Task goal =>
Work through the following lines and count those that hold the word "name". Reply with that number only.

Recorded information =>
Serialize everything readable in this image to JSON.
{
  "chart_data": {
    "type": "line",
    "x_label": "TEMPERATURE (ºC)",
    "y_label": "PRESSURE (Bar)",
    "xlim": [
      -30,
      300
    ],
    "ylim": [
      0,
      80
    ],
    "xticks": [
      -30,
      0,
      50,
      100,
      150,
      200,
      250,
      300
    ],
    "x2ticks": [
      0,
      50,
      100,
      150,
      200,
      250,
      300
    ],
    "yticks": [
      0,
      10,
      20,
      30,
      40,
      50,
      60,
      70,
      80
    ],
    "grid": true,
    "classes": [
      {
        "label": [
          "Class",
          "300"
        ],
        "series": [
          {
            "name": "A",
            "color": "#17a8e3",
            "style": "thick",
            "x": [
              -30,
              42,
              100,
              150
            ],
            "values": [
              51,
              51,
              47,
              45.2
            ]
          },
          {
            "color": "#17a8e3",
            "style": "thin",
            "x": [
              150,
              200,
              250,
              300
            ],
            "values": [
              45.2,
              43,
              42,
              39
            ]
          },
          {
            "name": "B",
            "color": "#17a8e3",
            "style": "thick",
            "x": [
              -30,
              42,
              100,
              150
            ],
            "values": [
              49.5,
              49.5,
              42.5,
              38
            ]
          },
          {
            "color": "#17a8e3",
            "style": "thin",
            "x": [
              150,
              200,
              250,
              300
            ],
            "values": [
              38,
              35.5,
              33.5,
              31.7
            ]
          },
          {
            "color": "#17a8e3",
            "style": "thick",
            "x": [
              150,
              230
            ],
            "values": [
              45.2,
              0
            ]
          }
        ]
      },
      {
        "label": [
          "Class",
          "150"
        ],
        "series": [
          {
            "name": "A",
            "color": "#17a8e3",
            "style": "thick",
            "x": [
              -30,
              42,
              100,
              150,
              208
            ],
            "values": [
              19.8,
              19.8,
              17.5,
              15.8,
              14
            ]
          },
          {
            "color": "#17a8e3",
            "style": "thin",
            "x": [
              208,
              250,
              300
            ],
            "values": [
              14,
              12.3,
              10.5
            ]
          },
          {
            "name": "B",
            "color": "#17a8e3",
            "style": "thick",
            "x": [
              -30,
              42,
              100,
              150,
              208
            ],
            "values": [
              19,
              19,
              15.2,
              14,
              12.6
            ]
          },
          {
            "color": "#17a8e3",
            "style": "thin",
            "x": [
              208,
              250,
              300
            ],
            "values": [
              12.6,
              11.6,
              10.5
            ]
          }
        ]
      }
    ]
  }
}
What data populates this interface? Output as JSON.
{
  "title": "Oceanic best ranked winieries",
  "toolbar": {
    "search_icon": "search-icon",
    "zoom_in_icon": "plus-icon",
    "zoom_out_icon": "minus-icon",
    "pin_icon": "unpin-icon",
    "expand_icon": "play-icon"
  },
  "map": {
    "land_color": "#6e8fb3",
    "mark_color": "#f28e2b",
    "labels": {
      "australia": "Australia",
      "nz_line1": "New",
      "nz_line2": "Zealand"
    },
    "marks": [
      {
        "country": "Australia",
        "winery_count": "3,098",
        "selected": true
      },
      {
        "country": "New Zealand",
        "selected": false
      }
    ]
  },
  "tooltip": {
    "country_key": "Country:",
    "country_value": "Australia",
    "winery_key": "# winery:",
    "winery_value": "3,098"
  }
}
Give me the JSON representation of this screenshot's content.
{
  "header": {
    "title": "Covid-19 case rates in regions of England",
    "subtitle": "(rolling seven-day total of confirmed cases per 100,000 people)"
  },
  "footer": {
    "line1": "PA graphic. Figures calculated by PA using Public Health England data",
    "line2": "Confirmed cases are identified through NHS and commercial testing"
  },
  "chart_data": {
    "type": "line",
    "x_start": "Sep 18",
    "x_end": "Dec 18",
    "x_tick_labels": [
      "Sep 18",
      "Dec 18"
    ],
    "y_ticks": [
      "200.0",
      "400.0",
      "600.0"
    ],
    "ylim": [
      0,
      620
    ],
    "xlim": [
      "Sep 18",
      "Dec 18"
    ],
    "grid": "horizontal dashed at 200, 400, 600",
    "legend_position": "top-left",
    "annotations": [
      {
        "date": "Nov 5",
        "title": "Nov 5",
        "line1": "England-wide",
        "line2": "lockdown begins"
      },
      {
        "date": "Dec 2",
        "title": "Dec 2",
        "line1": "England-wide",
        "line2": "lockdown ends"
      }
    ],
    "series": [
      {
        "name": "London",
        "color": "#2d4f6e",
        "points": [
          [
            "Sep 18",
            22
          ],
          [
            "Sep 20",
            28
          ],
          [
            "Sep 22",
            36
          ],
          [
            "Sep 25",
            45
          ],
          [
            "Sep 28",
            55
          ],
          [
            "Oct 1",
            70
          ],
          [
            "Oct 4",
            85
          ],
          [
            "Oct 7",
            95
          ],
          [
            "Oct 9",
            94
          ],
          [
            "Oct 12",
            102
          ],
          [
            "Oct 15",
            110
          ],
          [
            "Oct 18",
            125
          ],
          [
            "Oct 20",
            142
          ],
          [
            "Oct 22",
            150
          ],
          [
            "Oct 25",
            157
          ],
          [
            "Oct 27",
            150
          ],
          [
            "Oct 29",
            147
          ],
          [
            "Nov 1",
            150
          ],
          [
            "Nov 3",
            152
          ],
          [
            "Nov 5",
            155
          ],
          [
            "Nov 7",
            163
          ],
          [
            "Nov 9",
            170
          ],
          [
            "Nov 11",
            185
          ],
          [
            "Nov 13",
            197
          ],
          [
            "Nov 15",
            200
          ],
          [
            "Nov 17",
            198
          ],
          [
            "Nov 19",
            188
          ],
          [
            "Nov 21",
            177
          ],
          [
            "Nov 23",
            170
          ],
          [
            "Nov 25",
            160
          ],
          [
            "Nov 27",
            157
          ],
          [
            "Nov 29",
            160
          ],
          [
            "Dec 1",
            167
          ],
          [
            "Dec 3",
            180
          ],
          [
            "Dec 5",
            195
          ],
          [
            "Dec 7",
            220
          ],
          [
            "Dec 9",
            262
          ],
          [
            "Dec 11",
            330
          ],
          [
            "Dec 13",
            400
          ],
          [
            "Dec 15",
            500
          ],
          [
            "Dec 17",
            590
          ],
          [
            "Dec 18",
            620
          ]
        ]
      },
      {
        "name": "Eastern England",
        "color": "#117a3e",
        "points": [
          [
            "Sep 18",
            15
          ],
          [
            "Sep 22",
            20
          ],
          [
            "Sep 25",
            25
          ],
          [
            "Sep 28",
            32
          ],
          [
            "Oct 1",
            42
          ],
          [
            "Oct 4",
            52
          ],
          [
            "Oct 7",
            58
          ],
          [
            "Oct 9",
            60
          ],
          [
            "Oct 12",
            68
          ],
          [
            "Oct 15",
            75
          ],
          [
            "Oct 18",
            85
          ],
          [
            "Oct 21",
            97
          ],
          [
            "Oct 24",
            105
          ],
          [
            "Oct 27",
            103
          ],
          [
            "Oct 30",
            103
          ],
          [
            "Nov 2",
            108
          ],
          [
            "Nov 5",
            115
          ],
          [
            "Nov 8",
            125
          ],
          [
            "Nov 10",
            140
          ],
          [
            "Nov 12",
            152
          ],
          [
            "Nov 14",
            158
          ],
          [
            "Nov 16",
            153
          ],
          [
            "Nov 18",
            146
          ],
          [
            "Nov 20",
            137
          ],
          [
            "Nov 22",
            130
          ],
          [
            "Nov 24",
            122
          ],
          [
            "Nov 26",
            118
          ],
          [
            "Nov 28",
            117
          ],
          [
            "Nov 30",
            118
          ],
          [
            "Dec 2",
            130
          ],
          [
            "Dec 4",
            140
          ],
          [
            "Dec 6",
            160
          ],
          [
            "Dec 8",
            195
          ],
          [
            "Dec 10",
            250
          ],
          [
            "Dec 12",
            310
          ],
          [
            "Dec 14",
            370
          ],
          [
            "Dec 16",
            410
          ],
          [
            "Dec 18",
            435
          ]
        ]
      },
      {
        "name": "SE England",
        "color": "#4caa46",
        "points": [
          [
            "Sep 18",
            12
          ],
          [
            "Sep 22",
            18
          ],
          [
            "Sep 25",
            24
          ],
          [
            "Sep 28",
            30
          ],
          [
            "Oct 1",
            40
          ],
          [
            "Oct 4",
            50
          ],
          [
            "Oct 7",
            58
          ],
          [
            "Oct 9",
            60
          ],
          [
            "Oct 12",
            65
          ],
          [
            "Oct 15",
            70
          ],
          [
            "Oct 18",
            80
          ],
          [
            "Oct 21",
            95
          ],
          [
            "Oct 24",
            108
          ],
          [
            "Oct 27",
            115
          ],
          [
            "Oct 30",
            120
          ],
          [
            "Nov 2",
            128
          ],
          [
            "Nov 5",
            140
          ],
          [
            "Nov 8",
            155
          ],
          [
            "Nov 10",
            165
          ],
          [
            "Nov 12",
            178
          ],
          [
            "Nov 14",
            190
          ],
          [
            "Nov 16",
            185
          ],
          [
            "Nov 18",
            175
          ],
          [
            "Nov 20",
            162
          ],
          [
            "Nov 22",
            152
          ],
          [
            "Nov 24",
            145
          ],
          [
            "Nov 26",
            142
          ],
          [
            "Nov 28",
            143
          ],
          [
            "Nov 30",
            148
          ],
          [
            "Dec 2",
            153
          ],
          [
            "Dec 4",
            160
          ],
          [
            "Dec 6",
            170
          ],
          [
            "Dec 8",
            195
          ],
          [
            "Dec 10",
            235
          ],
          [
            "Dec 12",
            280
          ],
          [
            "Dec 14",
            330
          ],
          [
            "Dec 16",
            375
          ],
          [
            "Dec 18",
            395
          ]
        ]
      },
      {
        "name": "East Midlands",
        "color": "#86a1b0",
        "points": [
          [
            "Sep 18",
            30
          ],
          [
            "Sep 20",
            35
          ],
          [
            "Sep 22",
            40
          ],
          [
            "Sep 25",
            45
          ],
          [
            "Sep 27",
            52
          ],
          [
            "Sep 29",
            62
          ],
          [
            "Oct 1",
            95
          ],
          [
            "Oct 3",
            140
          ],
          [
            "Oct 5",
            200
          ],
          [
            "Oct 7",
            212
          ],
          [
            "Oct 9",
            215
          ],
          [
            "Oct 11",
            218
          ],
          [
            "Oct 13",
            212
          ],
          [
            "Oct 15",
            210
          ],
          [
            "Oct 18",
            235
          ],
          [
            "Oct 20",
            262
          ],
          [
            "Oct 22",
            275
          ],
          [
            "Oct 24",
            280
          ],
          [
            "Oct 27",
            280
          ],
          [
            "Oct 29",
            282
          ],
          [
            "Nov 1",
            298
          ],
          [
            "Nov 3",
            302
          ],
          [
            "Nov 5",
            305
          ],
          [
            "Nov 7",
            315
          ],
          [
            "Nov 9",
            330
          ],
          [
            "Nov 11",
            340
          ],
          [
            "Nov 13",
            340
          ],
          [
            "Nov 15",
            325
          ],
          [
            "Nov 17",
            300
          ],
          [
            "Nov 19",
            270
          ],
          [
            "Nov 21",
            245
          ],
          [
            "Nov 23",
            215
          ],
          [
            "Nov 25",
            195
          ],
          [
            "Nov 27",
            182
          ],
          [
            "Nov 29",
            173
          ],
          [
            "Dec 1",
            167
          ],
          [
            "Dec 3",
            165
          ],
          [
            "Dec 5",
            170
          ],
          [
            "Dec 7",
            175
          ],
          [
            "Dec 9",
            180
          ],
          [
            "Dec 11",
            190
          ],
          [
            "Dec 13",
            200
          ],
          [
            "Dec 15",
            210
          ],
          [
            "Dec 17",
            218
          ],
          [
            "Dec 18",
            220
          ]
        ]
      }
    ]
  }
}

Reply =>
8